▶ **Text under study**
Sputnik Moment30 January 2011 Zie Nederlandse versie
by Arnold Jansen op de Haar
During his State of the Union address, President Obama referred to a Sputnik moment. It took me back to Destination Moon, one of the adventures of Tintin. This was my only comic strip. I didn’t really like strip books. Yet Destination Moon appealed to my imagination.
President Obama used a Sputnik moment to recall an event in 1957: the Russians launched the first Sputnik into an orbit around the earth. It caused a bombshell in the USA. It was a direct attack on America’s technological advantage. Yet twelve years later, the Americans put the first man on the moon.
I was just six then, watching TV, hair still wet, with cola and crisps. Cola and crisps were also an innovation. I was too late for Sputnik but in time for Apollo.
Promptly, I appeared at the next school carnival celebrations in a space suit. Its helmet wasn’t a proper helmet but a rather embarrassing cap made of soft plastic. Condensation quickly covered the inside of my crumbling plastic visor. I still nearly choke when thinking back to it.
Sputnik moment, it is an odd metaphor. Occasionally you find it in novels. Out of the blue you come across a comparison or metaphor which jars. This reminds me of a well know Dutch writer, on the whole she writes in a sophisticated style, but once she used a metaphor featuring a genital. I thought, What for heaven’s sake is going on? So this is how I felt when a Sputnik moment was first mentioned.
The big difference between 1957 and now is that, apart from this one technological defeat, the USA were beating the Soviet Union in all areas of the economy; stated otherwise: there was already a new élan in the late nineteen fifties and early sixties. The president just needed to put it into words.

▶ **Instructions to follow**
Copy the essay on the Sputnik moment in full, word for word and line by line.

▶ **Records**

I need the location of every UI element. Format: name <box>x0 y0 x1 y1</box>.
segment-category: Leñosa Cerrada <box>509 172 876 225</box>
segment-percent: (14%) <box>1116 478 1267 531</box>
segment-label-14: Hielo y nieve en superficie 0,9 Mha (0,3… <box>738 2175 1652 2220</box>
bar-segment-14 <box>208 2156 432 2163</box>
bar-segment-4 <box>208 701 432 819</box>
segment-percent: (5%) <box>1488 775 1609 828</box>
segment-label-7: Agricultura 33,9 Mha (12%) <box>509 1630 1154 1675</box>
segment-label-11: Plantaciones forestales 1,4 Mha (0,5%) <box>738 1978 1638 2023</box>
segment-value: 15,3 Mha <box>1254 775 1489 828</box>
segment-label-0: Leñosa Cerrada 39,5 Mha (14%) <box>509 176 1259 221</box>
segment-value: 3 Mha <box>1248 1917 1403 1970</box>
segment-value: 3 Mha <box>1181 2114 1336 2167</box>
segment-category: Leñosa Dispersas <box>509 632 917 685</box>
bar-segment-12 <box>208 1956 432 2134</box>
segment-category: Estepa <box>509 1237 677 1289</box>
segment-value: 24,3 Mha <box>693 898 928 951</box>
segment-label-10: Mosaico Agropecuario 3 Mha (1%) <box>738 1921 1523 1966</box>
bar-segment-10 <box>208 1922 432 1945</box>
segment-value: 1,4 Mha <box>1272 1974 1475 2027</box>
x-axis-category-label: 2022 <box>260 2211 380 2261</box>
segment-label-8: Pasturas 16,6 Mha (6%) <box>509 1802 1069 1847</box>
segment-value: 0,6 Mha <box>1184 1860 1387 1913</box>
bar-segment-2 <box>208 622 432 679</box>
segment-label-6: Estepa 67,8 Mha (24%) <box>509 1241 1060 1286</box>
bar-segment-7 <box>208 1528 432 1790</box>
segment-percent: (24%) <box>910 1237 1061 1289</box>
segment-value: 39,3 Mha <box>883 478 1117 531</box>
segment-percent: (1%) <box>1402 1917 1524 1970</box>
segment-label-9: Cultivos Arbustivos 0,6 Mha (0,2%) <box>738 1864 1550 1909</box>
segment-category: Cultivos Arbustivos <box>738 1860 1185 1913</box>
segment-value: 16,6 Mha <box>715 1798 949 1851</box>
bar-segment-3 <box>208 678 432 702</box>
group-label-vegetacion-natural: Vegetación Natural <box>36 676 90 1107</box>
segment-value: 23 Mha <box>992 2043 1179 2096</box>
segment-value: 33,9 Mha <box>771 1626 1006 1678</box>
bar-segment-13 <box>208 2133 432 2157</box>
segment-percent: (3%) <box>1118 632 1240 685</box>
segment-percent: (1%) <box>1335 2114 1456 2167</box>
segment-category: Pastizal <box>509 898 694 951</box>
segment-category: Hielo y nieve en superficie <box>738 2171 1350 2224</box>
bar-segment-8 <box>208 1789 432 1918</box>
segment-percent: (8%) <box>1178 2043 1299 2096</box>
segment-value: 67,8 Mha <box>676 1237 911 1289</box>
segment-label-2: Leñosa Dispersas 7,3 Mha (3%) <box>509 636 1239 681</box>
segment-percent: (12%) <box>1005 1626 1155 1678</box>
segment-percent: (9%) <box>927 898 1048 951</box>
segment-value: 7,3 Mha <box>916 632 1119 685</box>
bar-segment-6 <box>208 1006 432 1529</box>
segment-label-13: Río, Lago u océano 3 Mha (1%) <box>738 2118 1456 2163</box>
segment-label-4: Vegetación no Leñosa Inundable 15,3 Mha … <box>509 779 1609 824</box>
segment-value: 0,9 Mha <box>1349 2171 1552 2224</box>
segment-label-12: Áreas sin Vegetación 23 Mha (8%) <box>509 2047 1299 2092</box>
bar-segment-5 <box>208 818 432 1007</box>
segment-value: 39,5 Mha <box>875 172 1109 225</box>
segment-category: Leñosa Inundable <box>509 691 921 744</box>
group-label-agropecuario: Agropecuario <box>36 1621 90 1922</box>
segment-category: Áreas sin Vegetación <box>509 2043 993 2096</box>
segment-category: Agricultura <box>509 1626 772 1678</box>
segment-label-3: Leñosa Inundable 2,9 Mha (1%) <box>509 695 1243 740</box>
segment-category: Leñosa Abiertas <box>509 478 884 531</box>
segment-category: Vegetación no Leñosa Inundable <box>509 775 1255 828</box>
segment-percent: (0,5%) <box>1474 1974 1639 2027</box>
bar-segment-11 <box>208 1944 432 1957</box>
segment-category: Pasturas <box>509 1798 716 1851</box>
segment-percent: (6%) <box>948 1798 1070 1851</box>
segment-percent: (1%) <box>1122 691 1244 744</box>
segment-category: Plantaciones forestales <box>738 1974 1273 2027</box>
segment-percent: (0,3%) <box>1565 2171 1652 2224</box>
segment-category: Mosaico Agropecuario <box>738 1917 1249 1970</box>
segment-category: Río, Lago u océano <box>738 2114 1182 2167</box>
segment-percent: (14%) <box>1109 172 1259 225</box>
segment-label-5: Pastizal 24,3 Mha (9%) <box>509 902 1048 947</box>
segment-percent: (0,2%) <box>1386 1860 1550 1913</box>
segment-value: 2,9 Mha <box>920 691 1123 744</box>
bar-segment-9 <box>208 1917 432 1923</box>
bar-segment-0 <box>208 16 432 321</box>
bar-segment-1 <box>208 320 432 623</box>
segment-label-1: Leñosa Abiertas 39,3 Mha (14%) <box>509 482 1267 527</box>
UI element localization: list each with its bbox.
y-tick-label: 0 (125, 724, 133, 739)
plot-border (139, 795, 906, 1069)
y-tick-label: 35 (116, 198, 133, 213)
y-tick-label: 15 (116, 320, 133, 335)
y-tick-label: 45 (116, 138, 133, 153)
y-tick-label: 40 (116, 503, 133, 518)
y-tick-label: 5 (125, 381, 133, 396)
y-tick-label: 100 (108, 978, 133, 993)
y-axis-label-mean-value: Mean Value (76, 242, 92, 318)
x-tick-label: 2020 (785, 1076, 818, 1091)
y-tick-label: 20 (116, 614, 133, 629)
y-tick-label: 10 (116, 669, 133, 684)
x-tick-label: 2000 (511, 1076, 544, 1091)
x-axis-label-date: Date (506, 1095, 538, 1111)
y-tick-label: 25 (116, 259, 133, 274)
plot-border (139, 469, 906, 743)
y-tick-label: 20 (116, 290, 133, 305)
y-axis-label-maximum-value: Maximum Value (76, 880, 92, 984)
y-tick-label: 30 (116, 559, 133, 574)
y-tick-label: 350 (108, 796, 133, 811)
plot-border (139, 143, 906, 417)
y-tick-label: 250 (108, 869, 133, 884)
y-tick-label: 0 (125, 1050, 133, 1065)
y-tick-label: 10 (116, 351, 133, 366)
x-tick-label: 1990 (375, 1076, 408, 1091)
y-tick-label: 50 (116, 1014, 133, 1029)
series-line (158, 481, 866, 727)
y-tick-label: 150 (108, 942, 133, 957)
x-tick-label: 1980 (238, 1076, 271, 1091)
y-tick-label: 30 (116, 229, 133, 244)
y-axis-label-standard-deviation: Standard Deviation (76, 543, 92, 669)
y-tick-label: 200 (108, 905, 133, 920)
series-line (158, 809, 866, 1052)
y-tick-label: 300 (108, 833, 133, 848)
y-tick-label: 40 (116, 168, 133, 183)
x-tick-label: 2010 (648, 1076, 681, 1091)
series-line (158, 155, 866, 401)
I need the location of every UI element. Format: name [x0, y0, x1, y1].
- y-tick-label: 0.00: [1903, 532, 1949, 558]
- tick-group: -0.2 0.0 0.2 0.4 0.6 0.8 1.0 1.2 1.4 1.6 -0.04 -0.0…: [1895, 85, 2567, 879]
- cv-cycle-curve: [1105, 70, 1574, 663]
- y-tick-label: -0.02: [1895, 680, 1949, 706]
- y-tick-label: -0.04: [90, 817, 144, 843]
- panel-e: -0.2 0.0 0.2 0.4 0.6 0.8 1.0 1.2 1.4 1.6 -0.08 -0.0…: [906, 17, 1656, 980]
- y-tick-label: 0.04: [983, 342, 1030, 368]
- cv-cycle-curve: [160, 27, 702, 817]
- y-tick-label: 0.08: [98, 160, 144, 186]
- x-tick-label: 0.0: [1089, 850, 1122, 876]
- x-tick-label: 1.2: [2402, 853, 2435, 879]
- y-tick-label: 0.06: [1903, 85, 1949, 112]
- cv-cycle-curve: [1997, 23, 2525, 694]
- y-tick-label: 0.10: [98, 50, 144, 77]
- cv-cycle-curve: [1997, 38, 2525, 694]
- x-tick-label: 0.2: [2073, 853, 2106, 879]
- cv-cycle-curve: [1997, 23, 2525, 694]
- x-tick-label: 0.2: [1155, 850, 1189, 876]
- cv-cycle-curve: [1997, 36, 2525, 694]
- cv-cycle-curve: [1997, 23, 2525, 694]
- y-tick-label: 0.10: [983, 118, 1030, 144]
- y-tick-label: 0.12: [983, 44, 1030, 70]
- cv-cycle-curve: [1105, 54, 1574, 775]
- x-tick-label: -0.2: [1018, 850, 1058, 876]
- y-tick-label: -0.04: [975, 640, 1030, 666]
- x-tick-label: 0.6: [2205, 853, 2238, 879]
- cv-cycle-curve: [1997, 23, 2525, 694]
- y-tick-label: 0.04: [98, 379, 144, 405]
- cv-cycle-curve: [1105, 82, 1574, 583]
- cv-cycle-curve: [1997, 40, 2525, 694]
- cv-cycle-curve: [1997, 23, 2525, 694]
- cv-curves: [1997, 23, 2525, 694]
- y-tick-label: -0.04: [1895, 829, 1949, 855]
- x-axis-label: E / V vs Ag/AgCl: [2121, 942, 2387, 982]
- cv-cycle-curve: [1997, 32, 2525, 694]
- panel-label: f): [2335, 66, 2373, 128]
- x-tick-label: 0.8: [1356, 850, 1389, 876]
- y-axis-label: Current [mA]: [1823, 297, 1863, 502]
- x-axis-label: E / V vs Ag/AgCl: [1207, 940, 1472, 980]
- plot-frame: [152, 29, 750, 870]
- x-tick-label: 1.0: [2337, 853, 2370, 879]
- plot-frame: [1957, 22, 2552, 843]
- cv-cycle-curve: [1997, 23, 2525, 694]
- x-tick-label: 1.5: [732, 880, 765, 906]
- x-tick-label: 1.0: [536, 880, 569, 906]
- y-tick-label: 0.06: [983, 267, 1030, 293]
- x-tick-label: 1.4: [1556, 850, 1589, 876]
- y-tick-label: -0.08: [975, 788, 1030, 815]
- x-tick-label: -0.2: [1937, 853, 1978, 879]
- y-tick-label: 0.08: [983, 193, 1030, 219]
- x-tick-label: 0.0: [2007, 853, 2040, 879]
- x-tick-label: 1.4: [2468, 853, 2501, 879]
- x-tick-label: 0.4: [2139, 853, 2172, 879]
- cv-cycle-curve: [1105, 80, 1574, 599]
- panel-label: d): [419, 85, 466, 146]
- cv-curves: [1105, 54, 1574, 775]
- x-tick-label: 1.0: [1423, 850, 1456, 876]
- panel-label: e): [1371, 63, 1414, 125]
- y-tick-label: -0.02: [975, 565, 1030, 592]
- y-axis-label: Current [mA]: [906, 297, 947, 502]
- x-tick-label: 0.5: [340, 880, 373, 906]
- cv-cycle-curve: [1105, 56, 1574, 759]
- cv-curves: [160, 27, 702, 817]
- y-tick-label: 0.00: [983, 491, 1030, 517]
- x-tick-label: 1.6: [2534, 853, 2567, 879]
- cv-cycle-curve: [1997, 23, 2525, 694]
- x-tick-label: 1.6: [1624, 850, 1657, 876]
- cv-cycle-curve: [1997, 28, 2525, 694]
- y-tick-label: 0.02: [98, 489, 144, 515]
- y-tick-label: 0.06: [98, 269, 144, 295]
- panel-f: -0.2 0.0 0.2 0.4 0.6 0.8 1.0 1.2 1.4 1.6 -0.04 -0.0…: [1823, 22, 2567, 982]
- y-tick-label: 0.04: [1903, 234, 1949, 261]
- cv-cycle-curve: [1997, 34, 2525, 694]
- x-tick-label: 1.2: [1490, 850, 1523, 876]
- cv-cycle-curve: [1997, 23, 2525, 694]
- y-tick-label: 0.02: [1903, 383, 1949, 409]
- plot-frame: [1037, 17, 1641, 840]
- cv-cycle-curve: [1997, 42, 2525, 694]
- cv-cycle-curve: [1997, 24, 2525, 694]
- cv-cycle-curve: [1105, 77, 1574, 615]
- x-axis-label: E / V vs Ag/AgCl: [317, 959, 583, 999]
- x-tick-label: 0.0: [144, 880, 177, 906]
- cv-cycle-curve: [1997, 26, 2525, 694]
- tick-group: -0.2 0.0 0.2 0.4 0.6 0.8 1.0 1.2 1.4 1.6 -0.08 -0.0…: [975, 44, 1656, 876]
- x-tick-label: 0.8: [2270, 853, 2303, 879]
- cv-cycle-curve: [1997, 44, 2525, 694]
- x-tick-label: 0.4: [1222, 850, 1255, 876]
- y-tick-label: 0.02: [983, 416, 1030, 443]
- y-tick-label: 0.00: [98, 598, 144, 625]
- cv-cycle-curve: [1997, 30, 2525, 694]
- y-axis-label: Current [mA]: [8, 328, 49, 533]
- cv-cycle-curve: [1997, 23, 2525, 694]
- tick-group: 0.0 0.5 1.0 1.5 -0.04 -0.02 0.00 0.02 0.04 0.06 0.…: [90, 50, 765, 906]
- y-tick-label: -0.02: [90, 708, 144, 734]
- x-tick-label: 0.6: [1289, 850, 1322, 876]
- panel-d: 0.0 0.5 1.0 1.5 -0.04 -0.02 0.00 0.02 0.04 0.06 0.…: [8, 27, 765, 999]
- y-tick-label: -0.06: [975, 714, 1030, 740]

▶ **Reply**
Sputnik Moment30 January 2011 Zie Nederlandse versie
by Arnold Jansen op de Haar
During his State of the Union address, President Obama referred to a Sputnik moment. It took me back to Destination Moon, one of the adventures of Tintin. This was my only comic strip. I didn’t really like strip books. Yet Destination Moon appealed to my imagination.
President Obama used a Sputnik moment to recall an event in 1957: the Russians launched the first Sputnik into an orbit around the earth. It caused a bombshell in the USA. It was a direct attack on America’s technological advantage. Yet twelve years later, the Americans put the first man on the moon.
I was just six then, watching TV, hair still wet, with cola and crisps. Cola and crisps were also an innovation. I was too late for Sputnik but in time for Apollo.
Promptly, I appeared at the next school carnival celebrations in a space suit. Its helmet wasn’t a proper helmet but a rather embarrassing cap made of soft plastic. Condensation quickly covered the inside of my crumbling plastic visor. I still nearly choke when thinking back to it.
Sputnik moment, it is an odd metaphor. Occasionally you find it in novels. Out of the blue you come across a comparison or metaphor which jars. This reminds me of a well know Dutch writer, on the whole she writes in a sophisticated style, but once she used a metaphor featuring a genital. I thought, What for heaven’s sake is going on? So this is how I felt when a Sputnik moment was first mentioned.
The big difference between 1957 and now is that, apart from this one technological defeat, the USA were beating the Soviet Union in all areas of the economy; stated otherwise: there was already a new élan in the late nineteen fifties and early sixties. The president just needed to put it into words.